**** DATASET

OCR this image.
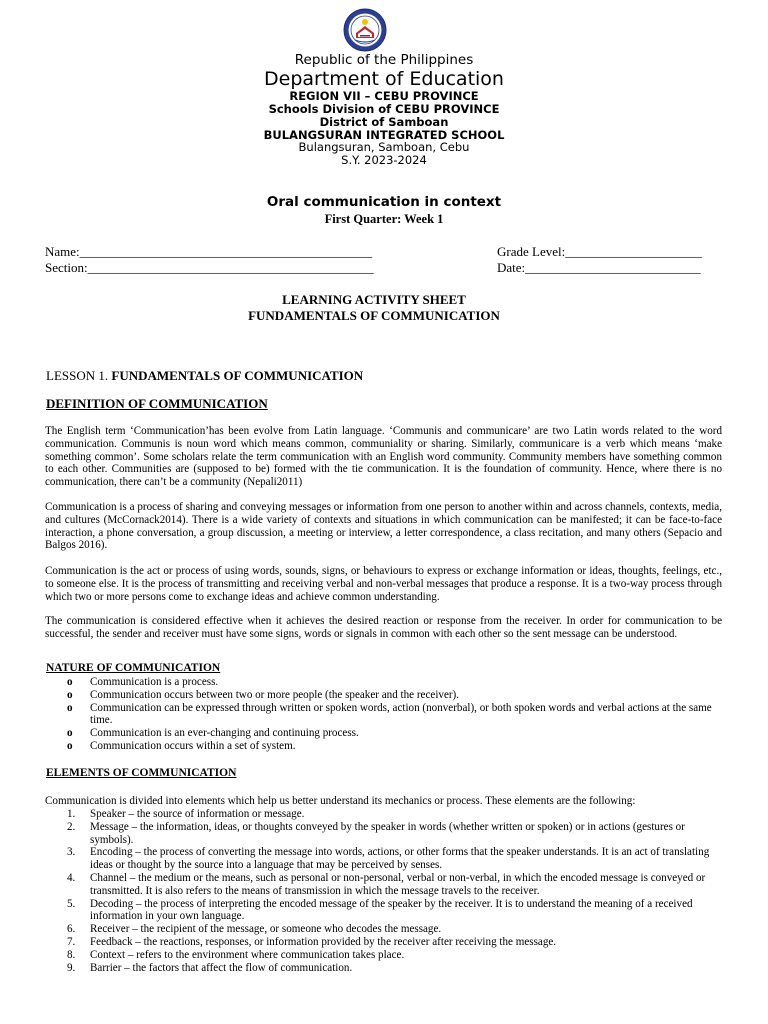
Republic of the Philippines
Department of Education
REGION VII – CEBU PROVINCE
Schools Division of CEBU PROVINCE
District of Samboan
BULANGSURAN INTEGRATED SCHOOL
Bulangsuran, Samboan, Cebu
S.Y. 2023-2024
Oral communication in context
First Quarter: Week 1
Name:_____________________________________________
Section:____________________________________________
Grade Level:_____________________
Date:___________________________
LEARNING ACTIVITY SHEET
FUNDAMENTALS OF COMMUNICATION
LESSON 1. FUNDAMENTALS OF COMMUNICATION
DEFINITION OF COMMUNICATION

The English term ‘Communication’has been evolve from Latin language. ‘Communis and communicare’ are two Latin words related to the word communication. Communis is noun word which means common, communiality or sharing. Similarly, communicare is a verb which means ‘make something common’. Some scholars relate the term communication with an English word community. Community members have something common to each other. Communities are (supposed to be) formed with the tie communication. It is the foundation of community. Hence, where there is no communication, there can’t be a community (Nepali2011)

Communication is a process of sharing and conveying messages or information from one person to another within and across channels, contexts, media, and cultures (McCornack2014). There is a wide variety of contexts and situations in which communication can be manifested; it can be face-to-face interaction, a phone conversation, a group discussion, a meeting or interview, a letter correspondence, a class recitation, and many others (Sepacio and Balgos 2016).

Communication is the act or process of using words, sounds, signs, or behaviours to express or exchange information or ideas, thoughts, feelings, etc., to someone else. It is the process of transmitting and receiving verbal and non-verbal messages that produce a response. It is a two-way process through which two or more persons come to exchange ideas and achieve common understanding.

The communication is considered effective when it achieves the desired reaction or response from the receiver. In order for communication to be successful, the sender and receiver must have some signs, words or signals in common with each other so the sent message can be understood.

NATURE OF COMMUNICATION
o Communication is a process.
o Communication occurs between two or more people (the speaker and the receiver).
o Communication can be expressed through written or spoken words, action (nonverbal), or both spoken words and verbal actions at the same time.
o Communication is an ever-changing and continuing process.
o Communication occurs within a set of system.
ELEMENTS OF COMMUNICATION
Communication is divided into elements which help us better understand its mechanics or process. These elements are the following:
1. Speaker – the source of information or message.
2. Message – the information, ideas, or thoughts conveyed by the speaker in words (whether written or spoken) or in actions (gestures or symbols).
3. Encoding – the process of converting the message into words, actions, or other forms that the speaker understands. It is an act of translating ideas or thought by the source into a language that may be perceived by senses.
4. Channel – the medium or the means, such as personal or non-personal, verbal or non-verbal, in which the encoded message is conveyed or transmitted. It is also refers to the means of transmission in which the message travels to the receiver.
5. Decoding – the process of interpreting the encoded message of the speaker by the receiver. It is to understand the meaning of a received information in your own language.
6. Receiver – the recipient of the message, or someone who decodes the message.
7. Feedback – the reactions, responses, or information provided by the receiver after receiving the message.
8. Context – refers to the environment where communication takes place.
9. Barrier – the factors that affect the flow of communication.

********
**** DATASET

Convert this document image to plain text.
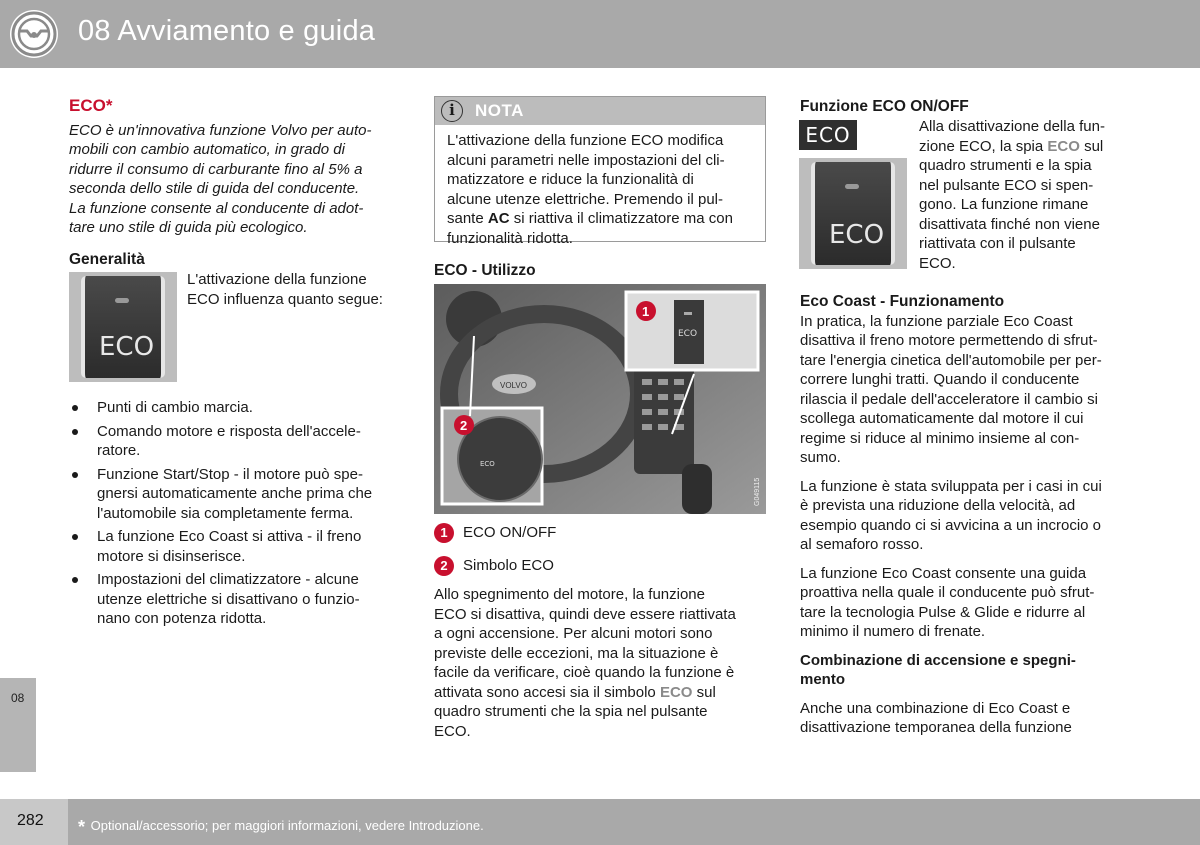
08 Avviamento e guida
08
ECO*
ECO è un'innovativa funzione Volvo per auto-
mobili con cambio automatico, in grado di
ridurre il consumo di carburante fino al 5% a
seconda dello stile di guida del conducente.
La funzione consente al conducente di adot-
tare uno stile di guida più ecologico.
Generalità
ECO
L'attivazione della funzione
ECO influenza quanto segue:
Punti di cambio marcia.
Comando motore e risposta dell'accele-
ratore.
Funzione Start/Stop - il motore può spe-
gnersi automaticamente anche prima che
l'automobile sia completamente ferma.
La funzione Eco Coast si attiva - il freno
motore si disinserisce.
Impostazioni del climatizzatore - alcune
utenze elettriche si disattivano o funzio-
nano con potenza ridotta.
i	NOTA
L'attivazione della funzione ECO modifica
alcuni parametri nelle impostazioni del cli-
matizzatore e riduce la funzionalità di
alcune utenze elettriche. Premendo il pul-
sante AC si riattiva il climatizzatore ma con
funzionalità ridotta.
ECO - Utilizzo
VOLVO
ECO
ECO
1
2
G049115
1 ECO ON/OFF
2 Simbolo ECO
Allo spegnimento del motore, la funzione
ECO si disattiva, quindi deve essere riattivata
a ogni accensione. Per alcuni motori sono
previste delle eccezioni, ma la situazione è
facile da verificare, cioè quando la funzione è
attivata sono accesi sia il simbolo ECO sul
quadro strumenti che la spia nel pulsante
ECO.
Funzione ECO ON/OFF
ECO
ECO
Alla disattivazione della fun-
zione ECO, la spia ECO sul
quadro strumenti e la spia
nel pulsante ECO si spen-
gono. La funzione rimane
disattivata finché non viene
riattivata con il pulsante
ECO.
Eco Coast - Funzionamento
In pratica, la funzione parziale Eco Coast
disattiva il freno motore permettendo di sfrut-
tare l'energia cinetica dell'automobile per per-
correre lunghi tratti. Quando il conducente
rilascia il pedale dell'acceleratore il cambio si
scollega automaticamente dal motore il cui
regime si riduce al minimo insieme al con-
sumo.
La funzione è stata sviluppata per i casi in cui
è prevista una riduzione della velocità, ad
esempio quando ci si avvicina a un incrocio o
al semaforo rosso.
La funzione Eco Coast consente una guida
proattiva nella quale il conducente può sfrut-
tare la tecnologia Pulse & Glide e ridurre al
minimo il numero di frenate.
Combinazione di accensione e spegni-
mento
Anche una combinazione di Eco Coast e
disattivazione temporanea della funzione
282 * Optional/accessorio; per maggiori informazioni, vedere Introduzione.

********

▶ **WHAT IS NEEDED**:
Count every line in the data where the string "guida" occurs. Give nothing except the number.

▶ **ANSWER TO THIS TASK**:
4